Record excerpts:
____
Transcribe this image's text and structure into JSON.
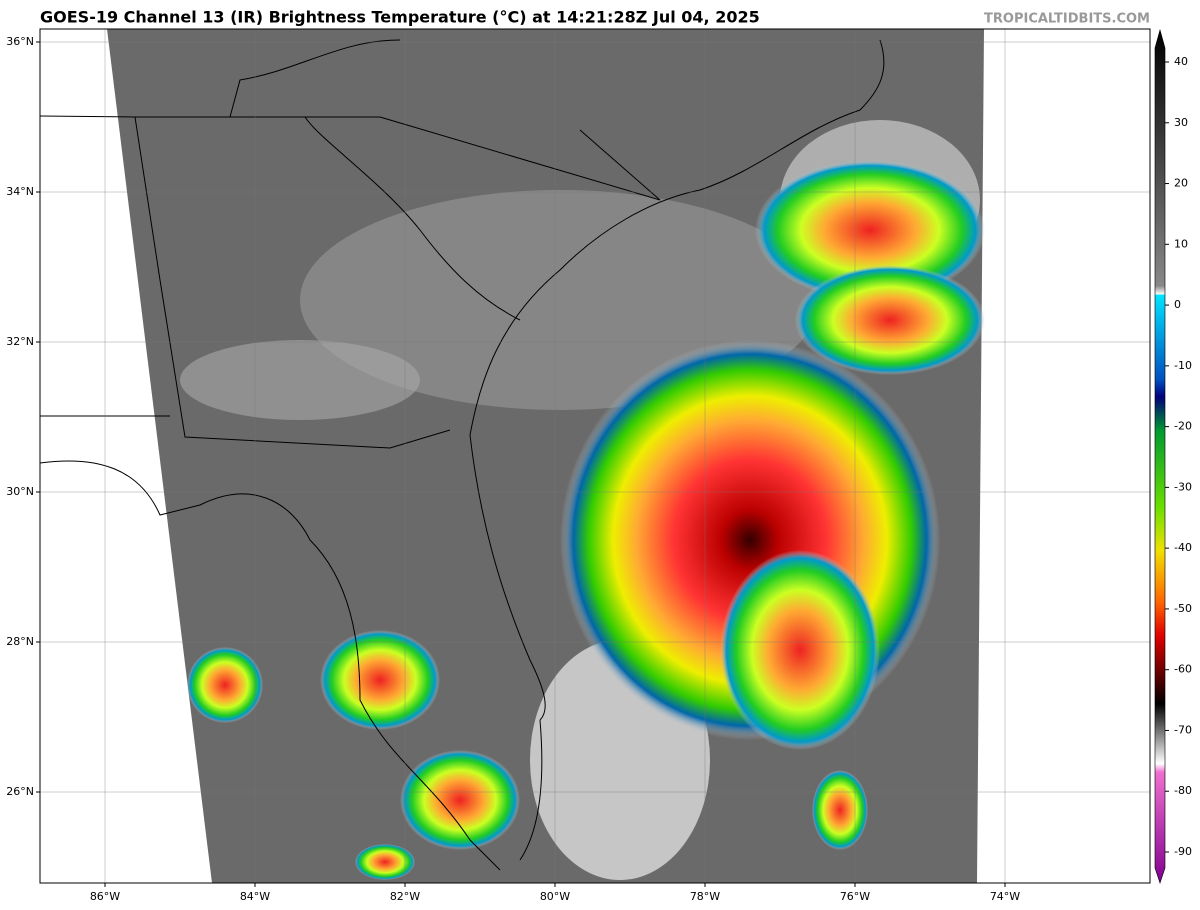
{
  "title": "GOES-19 Channel 13 (IR) Brightness Temperature (°C) at 14:21:28Z Jul 04, 2025",
  "watermark": "TROPICALTIDBITS.COM",
  "map": {
    "lon_ticks": [
      {
        "value": -86,
        "label": "86°W"
      },
      {
        "value": -84,
        "label": "84°W"
      },
      {
        "value": -82,
        "label": "82°W"
      },
      {
        "value": -80,
        "label": "80°W"
      },
      {
        "value": -78,
        "label": "78°W"
      },
      {
        "value": -76,
        "label": "76°W"
      },
      {
        "value": -74,
        "label": "74°W"
      }
    ],
    "lat_ticks": [
      {
        "value": 36,
        "label": "36°N"
      },
      {
        "value": 34,
        "label": "34°N"
      },
      {
        "value": 32,
        "label": "32°N"
      },
      {
        "value": 30,
        "label": "30°N"
      },
      {
        "value": 28,
        "label": "28°N"
      },
      {
        "value": 26,
        "label": "26°N"
      }
    ]
  },
  "colorbar": {
    "ticks": [
      40,
      30,
      20,
      10,
      0,
      -10,
      -20,
      -30,
      -40,
      -50,
      -60,
      -70,
      -80,
      -90
    ]
  }
}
____
Goal of the exercise: Copy each line above precisely, dropping the pictures.

Output below:
Transcribe this image's text and structure into JSON.
{
  "title": "GOES-19 Channel 13 (IR) Brightness Temperature (°C) at 14:21:28Z Jul 04, 2025",
  "watermark": "TROPICALTIDBITS.COM",
  "map": {
    "lon_ticks": [
      {
        "value": -86,
        "label": "86°W"
      },
      {
        "value": -84,
        "label": "84°W"
      },
      {
        "value": -82,
        "label": "82°W"
      },
      {
        "value": -80,
        "label": "80°W"
      },
      {
        "value": -78,
        "label": "78°W"
      },
      {
        "value": -76,
        "label": "76°W"
      },
      {
        "value": -74,
        "label": "74°W"
      }
    ],
    "lat_ticks": [
      {
        "value": 36,
        "label": "36°N"
      },
      {
        "value": 34,
        "label": "34°N"
      },
      {
        "value": 32,
        "label": "32°N"
      },
      {
        "value": 30,
        "label": "30°N"
      },
      {
        "value": 28,
        "label": "28°N"
      },
      {
        "value": 26,
        "label": "26°N"
      }
    ]
  },
  "colorbar": {
    "ticks": [
      40,
      30,
      20,
      10,
      0,
      -10,
      -20,
      -30,
      -40,
      -50,
      -60,
      -70,
      -80,
      -90
    ]
  }
}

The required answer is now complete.